■ Set task ■
Go through the material below and copy all lines with "Education".

(Data entries)
+===+
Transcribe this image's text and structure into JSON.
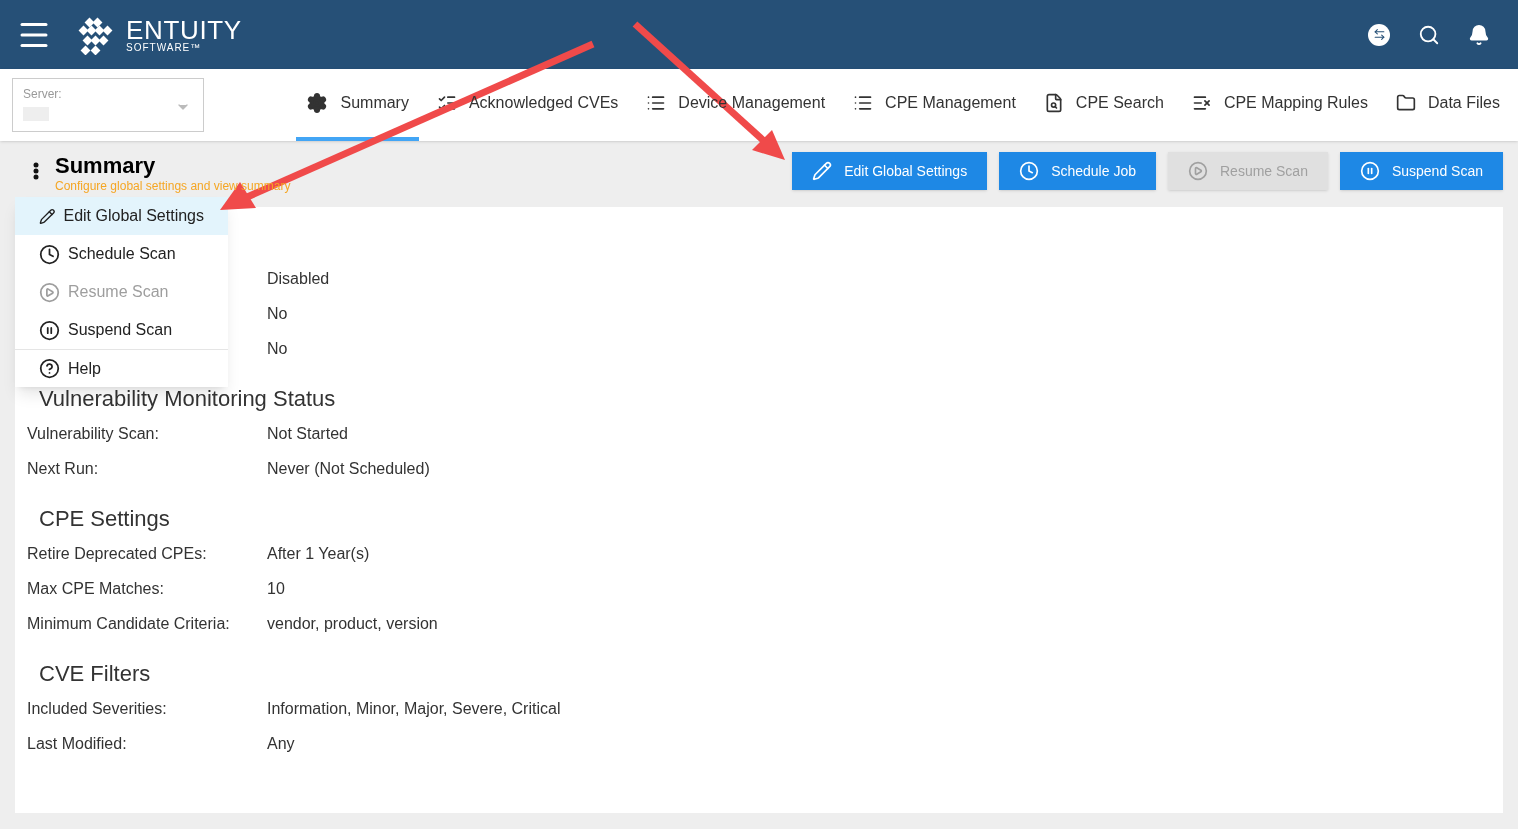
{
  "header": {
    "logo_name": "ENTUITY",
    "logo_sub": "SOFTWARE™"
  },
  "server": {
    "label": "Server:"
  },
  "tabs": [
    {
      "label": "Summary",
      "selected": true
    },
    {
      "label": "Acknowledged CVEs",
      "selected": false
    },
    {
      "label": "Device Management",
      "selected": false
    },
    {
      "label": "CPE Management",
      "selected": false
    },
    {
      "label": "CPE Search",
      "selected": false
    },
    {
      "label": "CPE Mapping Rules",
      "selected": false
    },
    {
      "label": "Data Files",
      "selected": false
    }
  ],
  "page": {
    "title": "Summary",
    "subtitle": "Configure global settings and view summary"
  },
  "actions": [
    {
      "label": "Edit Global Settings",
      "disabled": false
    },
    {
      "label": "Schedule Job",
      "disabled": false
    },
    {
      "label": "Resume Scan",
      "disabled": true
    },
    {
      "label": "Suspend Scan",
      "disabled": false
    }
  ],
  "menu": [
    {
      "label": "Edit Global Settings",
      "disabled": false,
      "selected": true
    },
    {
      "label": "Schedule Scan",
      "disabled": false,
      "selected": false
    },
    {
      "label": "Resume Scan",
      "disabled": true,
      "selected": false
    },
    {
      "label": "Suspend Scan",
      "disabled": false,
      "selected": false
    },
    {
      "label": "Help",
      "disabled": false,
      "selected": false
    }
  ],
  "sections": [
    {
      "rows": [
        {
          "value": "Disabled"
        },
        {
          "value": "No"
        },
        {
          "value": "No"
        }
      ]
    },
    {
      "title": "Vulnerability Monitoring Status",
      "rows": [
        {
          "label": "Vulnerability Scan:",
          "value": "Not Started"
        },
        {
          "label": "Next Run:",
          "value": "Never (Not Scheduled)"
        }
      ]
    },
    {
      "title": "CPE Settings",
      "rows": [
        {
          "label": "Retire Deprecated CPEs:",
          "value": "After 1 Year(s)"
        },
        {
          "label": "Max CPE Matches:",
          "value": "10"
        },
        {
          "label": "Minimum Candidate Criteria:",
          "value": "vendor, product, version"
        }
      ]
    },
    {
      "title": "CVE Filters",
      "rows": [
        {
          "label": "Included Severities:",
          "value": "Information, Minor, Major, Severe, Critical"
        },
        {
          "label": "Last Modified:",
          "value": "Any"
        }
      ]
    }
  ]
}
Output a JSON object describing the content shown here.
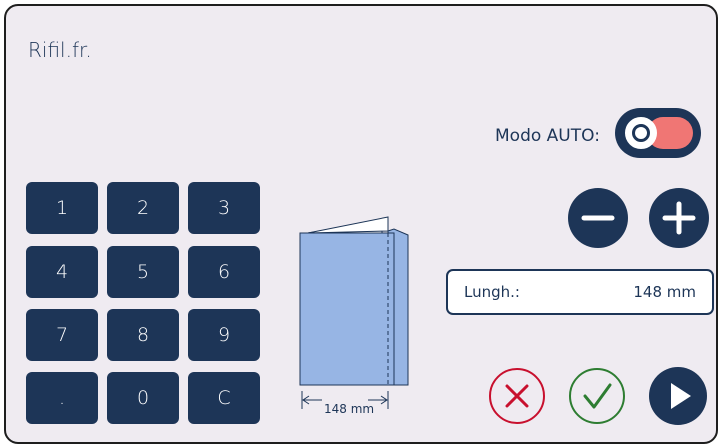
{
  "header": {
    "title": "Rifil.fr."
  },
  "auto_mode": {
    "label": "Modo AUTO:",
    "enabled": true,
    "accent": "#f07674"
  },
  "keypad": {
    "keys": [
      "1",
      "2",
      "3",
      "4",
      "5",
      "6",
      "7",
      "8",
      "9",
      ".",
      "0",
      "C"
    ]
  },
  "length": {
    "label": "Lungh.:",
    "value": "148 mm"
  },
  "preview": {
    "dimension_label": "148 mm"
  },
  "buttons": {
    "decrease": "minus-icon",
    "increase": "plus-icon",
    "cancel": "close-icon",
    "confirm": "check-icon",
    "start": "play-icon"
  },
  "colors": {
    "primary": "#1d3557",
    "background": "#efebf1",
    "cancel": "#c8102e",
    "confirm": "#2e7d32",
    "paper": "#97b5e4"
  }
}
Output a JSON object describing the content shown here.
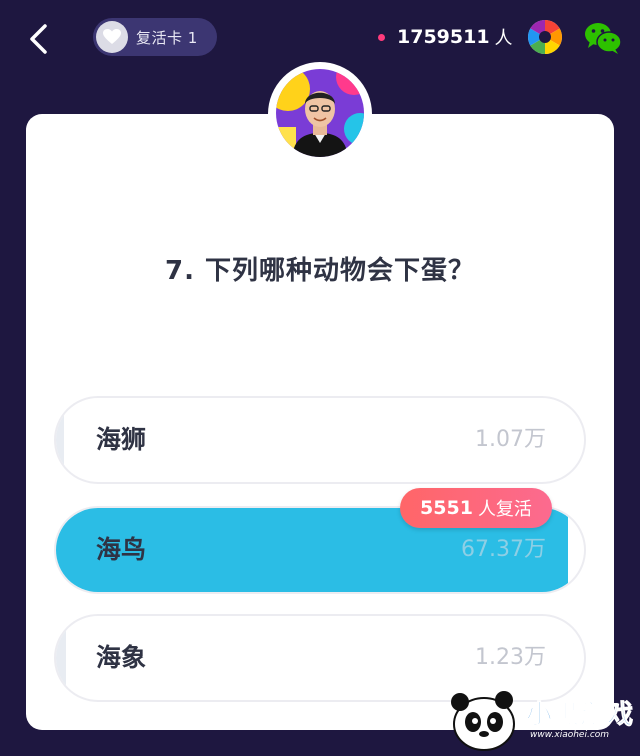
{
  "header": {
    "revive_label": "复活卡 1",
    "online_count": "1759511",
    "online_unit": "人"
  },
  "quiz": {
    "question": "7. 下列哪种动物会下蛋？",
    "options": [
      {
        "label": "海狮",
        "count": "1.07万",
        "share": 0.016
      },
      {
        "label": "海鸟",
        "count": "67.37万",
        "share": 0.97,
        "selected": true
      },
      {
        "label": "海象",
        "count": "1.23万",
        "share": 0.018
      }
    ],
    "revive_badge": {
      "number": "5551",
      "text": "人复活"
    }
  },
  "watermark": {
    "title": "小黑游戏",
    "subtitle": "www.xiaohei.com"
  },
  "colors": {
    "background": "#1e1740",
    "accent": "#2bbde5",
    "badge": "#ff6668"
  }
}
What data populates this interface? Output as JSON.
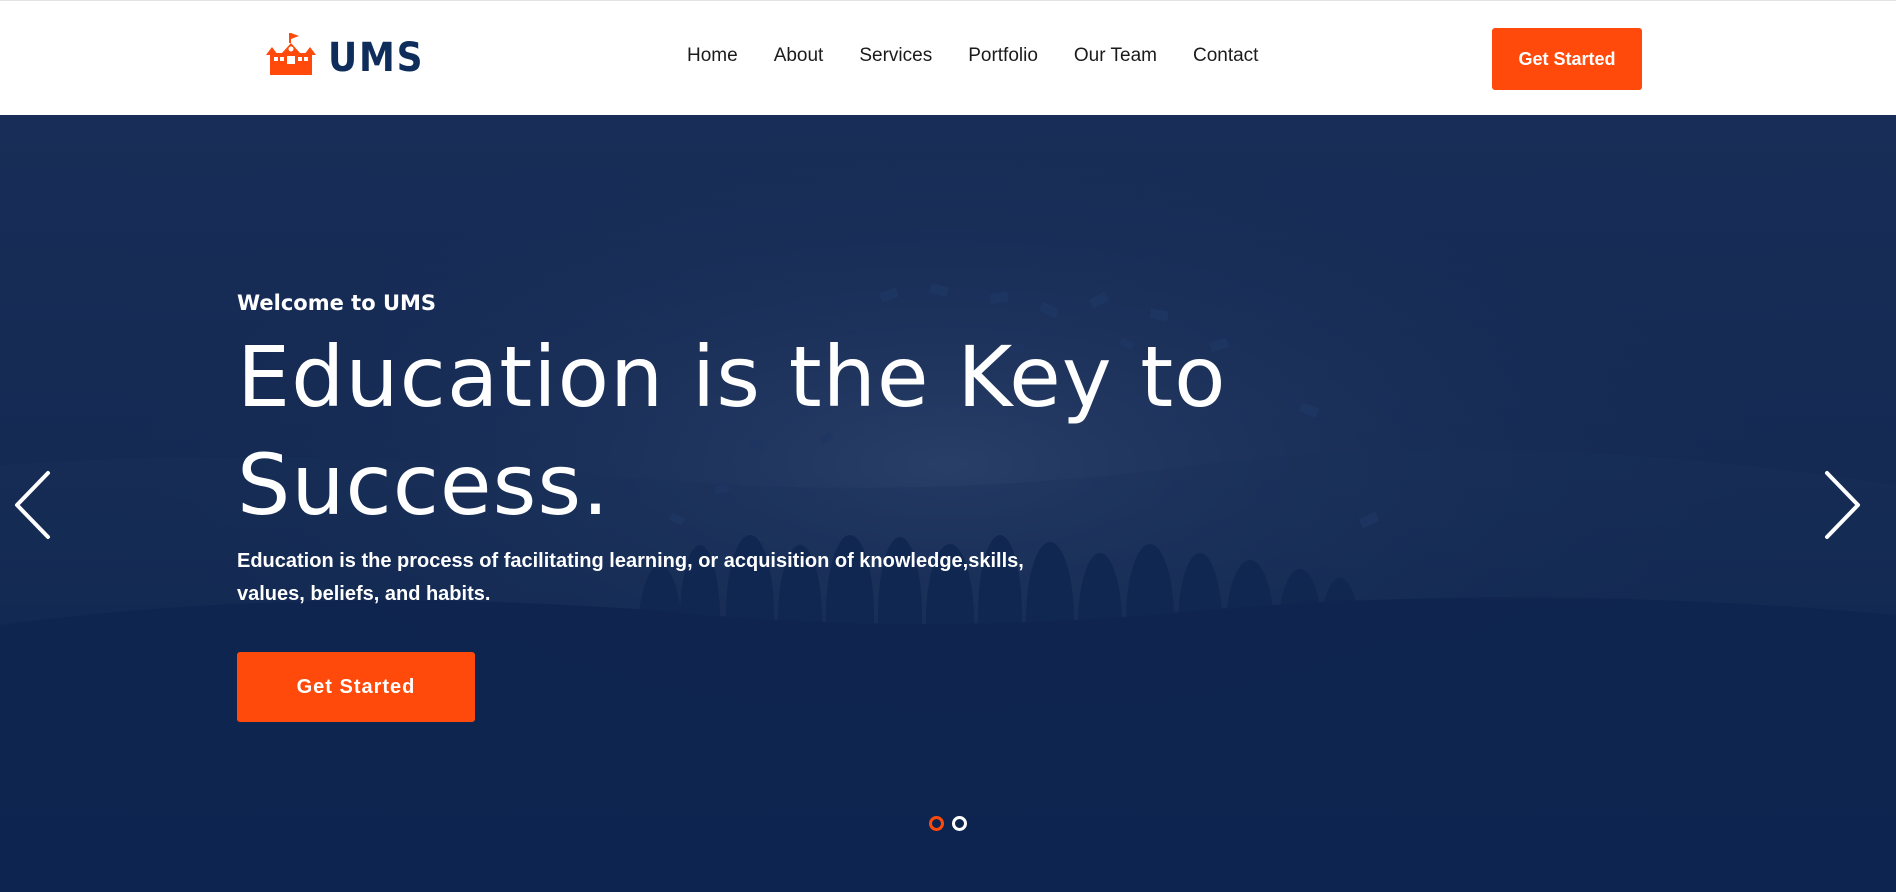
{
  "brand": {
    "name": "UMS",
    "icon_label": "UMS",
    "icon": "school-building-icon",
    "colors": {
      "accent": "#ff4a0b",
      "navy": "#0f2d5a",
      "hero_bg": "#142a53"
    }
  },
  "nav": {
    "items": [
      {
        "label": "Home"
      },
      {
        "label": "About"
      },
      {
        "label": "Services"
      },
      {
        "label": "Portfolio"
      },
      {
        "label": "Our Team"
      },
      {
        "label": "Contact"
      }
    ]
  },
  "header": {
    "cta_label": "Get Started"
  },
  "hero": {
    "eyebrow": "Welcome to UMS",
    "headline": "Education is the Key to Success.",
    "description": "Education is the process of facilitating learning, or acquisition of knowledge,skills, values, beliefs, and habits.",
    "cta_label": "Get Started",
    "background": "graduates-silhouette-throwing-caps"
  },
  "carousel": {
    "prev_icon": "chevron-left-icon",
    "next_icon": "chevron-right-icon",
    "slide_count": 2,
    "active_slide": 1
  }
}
+===+
■ Solution ■
    "headline": "Education is the Key to Success.",
    "description": "Education is the process of facilitating learning, or acquisition of knowledge,skills, values, beliefs, and habits.",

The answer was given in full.